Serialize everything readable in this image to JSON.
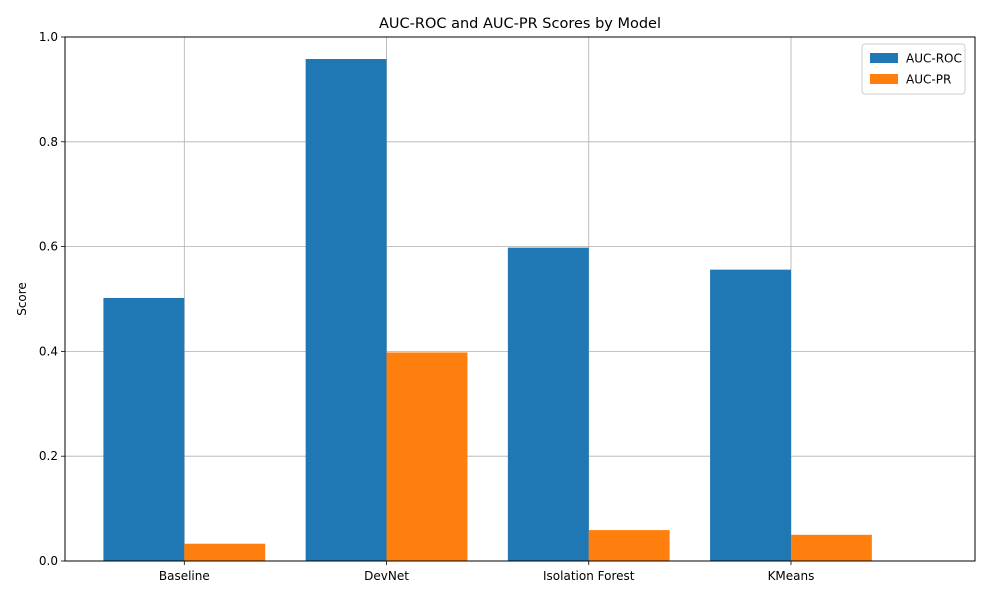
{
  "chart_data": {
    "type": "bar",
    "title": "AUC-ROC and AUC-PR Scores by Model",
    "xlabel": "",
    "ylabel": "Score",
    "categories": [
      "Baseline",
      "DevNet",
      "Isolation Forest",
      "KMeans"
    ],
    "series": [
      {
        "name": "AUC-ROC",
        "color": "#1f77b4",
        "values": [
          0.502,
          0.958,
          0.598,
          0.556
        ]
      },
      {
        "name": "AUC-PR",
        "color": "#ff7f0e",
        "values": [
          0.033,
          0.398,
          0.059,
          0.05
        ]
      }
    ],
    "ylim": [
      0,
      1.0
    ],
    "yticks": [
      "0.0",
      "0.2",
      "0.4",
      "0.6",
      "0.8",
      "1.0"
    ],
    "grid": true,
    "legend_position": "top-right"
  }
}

====

*AIM*.
Leave out the pictures and give the listing above again exactly.

*EXERCISE ANSWER*.
Serialize everything readable in this image to JSON.
{
  "chart_data": {
    "type": "bar",
    "title": "AUC-ROC and AUC-PR Scores by Model",
    "xlabel": "",
    "ylabel": "Score",
    "categories": [
      "Baseline",
      "DevNet",
      "Isolation Forest",
      "KMeans"
    ],
    "series": [
      {
        "name": "AUC-ROC",
        "color": "#1f77b4",
        "values": [
          0.502,
          0.958,
          0.598,
          0.556
        ]
      },
      {
        "name": "AUC-PR",
        "color": "#ff7f0e",
        "values": [
          0.033,
          0.398,
          0.059,
          0.05
        ]
      }
    ],
    "ylim": [
      0,
      1.0
    ],
    "yticks": [
      "0.0",
      "0.2",
      "0.4",
      "0.6",
      "0.8",
      "1.0"
    ],
    "grid": true,
    "legend_position": "top-right"
  }
}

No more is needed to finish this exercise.